# DATASET start
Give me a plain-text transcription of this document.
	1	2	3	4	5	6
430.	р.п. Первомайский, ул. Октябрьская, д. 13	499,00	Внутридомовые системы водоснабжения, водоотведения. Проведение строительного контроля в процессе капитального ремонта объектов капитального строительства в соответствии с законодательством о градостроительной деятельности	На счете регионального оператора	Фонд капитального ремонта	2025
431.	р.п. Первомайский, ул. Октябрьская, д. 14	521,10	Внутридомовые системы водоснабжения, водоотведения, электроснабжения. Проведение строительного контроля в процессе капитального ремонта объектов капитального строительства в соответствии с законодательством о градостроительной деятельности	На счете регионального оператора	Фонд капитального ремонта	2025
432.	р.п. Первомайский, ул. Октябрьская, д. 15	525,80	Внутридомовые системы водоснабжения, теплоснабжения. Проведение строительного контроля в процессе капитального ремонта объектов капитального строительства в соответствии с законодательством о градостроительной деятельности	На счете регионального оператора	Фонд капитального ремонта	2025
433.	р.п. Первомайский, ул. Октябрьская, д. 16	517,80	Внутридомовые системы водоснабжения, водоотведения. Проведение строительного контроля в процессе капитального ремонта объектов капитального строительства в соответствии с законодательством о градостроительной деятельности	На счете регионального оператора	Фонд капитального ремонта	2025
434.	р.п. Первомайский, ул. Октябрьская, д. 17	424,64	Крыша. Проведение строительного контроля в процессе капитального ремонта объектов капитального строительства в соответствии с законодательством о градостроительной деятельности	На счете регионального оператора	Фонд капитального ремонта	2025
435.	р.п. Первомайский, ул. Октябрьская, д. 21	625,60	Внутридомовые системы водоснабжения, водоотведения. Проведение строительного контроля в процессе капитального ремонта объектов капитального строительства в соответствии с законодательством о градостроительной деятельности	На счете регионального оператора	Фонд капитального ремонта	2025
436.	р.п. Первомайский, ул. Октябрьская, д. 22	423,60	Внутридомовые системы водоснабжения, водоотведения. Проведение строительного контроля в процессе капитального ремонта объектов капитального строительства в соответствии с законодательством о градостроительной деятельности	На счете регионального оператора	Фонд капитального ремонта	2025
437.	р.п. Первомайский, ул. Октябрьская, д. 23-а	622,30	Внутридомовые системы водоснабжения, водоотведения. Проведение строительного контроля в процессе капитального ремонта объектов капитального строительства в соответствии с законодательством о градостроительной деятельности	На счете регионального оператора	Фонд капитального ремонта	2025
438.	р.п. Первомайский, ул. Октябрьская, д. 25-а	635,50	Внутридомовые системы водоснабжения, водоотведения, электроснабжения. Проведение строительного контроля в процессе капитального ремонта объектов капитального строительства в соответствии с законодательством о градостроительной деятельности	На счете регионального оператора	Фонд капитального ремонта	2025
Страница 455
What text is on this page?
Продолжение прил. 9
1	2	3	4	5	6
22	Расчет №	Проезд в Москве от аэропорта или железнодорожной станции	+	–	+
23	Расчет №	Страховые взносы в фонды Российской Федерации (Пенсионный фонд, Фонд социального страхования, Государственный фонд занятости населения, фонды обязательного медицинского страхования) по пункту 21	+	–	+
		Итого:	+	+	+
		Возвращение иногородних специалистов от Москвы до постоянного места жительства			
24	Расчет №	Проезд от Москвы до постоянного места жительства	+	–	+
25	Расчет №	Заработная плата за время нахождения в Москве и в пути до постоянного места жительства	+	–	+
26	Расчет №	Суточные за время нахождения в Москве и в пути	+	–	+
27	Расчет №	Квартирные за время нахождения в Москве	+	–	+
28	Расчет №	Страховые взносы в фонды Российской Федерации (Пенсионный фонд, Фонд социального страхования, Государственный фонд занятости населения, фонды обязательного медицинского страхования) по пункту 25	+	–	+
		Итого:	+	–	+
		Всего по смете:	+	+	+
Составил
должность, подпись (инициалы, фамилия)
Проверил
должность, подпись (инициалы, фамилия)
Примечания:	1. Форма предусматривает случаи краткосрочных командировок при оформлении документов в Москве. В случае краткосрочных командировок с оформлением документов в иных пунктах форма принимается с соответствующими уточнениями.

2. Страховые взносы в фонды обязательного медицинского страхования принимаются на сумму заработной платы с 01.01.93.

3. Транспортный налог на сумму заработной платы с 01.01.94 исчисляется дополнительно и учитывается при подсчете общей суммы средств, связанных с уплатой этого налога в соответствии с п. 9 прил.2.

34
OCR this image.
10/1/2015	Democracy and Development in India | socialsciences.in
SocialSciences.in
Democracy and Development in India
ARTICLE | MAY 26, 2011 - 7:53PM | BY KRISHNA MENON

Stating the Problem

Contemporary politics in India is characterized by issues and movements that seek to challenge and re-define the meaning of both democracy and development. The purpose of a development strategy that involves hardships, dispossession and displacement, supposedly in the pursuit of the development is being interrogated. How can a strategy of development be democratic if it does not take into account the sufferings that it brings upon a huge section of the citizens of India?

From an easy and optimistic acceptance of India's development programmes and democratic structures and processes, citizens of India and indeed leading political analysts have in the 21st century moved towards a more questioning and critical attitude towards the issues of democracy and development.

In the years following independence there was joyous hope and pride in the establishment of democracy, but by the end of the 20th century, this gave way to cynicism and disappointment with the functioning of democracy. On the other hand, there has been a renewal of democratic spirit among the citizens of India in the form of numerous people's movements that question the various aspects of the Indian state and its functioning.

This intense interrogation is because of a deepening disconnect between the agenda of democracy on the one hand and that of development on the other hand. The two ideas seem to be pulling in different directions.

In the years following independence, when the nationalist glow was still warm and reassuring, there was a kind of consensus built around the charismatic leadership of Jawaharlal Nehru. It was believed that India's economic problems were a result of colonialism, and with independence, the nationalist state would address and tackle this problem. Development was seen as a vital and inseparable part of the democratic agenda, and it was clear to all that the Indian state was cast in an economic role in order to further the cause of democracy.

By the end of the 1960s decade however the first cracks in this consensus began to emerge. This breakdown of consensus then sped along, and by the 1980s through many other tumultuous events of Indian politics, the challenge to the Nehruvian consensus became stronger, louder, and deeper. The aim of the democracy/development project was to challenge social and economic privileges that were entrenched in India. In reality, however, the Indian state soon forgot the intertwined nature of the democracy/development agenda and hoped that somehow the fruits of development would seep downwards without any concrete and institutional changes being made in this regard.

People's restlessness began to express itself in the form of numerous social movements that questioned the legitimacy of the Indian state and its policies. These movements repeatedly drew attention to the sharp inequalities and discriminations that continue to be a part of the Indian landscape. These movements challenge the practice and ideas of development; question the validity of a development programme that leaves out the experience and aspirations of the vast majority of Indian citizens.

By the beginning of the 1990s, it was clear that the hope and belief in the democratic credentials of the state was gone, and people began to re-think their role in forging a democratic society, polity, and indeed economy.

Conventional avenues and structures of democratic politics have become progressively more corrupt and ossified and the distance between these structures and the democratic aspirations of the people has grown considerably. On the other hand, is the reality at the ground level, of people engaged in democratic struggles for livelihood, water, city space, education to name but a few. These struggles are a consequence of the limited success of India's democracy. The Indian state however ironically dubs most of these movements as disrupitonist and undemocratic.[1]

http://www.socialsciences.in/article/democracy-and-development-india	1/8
# DATASET end
**STATED EXERCISE**
Write the listing out again, exactly as shown above.

**ANSWER FOR THE TASK**
Give me a plain-text transcription of this document.
	1	2	3	4	5	6
430.	р.п. Первомайский, ул. Октябрьская, д. 13	499,00	Внутридомовые системы водоснабжения, водоотведения. Проведение строительного контроля в процессе капитального ремонта объектов капитального строительства в соответствии с законодательством о градостроительной деятельности	На счете регионального оператора	Фонд капитального ремонта	2025
431.	р.п. Первомайский, ул. Октябрьская, д. 14	521,10	Внутридомовые системы водоснабжения, водоотведения, электроснабжения. Проведение строительного контроля в процессе капитального ремонта объектов капитального строительства в соответствии с законодательством о градостроительной деятельности	На счете регионального оператора	Фонд капитального ремонта	2025
432.	р.п. Первомайский, ул. Октябрьская, д. 15	525,80	Внутридомовые системы водоснабжения, теплоснабжения. Проведение строительного контроля в процессе капитального ремонта объектов капитального строительства в соответствии с законодательством о градостроительной деятельности	На счете регионального оператора	Фонд капитального ремонта	2025
433.	р.п. Первомайский, ул. Октябрьская, д. 16	517,80	Внутридомовые системы водоснабжения, водоотведения. Проведение строительного контроля в процессе капитального ремонта объектов капитального строительства в соответствии с законодательством о градостроительной деятельности	На счете регионального оператора	Фонд капитального ремонта	2025
434.	р.п. Первомайский, ул. Октябрьская, д. 17	424,64	Крыша. Проведение строительного контроля в процессе капитального ремонта объектов капитального строительства в соответствии с законодательством о градостроительной деятельности	На счете регионального оператора	Фонд капитального ремонта	2025
435.	р.п. Первомайский, ул. Октябрьская, д. 21	625,60	Внутридомовые системы водоснабжения, водоотведения. Проведение строительного контроля в процессе капитального ремонта объектов капитального строительства в соответствии с законодательством о градостроительной деятельности	На счете регионального оператора	Фонд капитального ремонта	2025
436.	р.п. Первомайский, ул. Октябрьская, д. 22	423,60	Внутридомовые системы водоснабжения, водоотведения. Проведение строительного контроля в процессе капитального ремонта объектов капитального строительства в соответствии с законодательством о градостроительной деятельности	На счете регионального оператора	Фонд капитального ремонта	2025
437.	р.п. Первомайский, ул. Октябрьская, д. 23-а	622,30	Внутридомовые системы водоснабжения, водоотведения. Проведение строительного контроля в процессе капитального ремонта объектов капитального строительства в соответствии с законодательством о градостроительной деятельности	На счете регионального оператора	Фонд капитального ремонта	2025
438.	р.п. Первомайский, ул. Октябрьская, д. 25-а	635,50	Внутридомовые системы водоснабжения, водоотведения, электроснабжения. Проведение строительного контроля в процессе капитального ремонта объектов капитального строительства в соответствии с законодательством о градостроительной деятельности	На счете регионального оператора	Фонд капитального ремонта	2025
Страница 455
What text is on this page?
Продолжение прил. 9
1	2	3	4	5	6
22	Расчет №	Проезд в Москве от аэропорта или железнодорожной станции	+	–	+
23	Расчет №	Страховые взносы в фонды Российской Федерации (Пенсионный фонд, Фонд социального страхования, Государственный фонд занятости населения, фонды обязательного медицинского страхования) по пункту 21	+	–	+
		Итого:	+	+	+
		Возвращение иногородних специалистов от Москвы до постоянного места жительства			
24	Расчет №	Проезд от Москвы до постоянного места жительства	+	–	+
25	Расчет №	Заработная плата за время нахождения в Москве и в пути до постоянного места жительства	+	–	+
26	Расчет №	Суточные за время нахождения в Москве и в пути	+	–	+
27	Расчет №	Квартирные за время нахождения в Москве	+	–	+
28	Расчет №	Страховые взносы в фонды Российской Федерации (Пенсионный фонд, Фонд социального страхования, Государственный фонд занятости населения, фонды обязательного медицинского страхования) по пункту 25	+	–	+
		Итого:	+	–	+
		Всего по смете:	+	+	+
Составил
должность, подпись (инициалы, фамилия)
Проверил
должность, подпись (инициалы, фамилия)
Примечания:	1. Форма предусматривает случаи краткосрочных командировок при оформлении документов в Москве. В случае краткосрочных командировок с оформлением документов в иных пунктах форма принимается с соответствующими уточнениями.

2. Страховые взносы в фонды обязательного медицинского страхования принимаются на сумму заработной платы с 01.01.93.

3. Транспортный налог на сумму заработной платы с 01.01.94 исчисляется дополнительно и учитывается при подсчете общей суммы средств, связанных с уплатой этого налога в соответствии с п. 9 прил.2.

34
OCR this image.
10/1/2015	Democracy and Development in India | socialsciences.in
SocialSciences.in
Democracy and Development in India
ARTICLE | MAY 26, 2011 - 7:53PM | BY KRISHNA MENON

Stating the Problem

Contemporary politics in India is characterized by issues and movements that seek to challenge and re-define the meaning of both democracy and development. The purpose of a development strategy that involves hardships, dispossession and displacement, supposedly in the pursuit of the development is being interrogated. How can a strategy of development be democratic if it does not take into account the sufferings that it brings upon a huge section of the citizens of India?

From an easy and optimistic acceptance of India's development programmes and democratic structures and processes, citizens of India and indeed leading political analysts have in the 21st century moved towards a more questioning and critical attitude towards the issues of democracy and development.

In the years following independence there was joyous hope and pride in the establishment of democracy, but by the end of the 20th century, this gave way to cynicism and disappointment with the functioning of democracy. On the other hand, there has been a renewal of democratic spirit among the citizens of India in the form of numerous people's movements that question the various aspects of the Indian state and its functioning.

This intense interrogation is because of a deepening disconnect between the agenda of democracy on the one hand and that of development on the other hand. The two ideas seem to be pulling in different directions.

In the years following independence, when the nationalist glow was still warm and reassuring, there was a kind of consensus built around the charismatic leadership of Jawaharlal Nehru. It was believed that India's economic problems were a result of colonialism, and with independence, the nationalist state would address and tackle this problem. Development was seen as a vital and inseparable part of the democratic agenda, and it was clear to all that the Indian state was cast in an economic role in order to further the cause of democracy.

By the end of the 1960s decade however the first cracks in this consensus began to emerge. This breakdown of consensus then sped along, and by the 1980s through many other tumultuous events of Indian politics, the challenge to the Nehruvian consensus became stronger, louder, and deeper. The aim of the democracy/development project was to challenge social and economic privileges that were entrenched in India. In reality, however, the Indian state soon forgot the intertwined nature of the democracy/development agenda and hoped that somehow the fruits of development would seep downwards without any concrete and institutional changes being made in this regard.

People's restlessness began to express itself in the form of numerous social movements that questioned the legitimacy of the Indian state and its policies. These movements repeatedly drew attention to the sharp inequalities and discriminations that continue to be a part of the Indian landscape. These movements challenge the practice and ideas of development; question the validity of a development programme that leaves out the experience and aspirations of the vast majority of Indian citizens.

By the beginning of the 1990s, it was clear that the hope and belief in the democratic credentials of the state was gone, and people began to re-think their role in forging a democratic society, polity, and indeed economy.

Conventional avenues and structures of democratic politics have become progressively more corrupt and ossified and the distance between these structures and the democratic aspirations of the people has grown considerably. On the other hand, is the reality at the ground level, of people engaged in democratic struggles for livelihood, water, city space, education to name but a few. These struggles are a consequence of the limited success of India's democracy. The Indian state however ironically dubs most of these movements as disrupitonist and undemocratic.[1]

http://www.socialsciences.in/article/democracy-and-development-india	1/8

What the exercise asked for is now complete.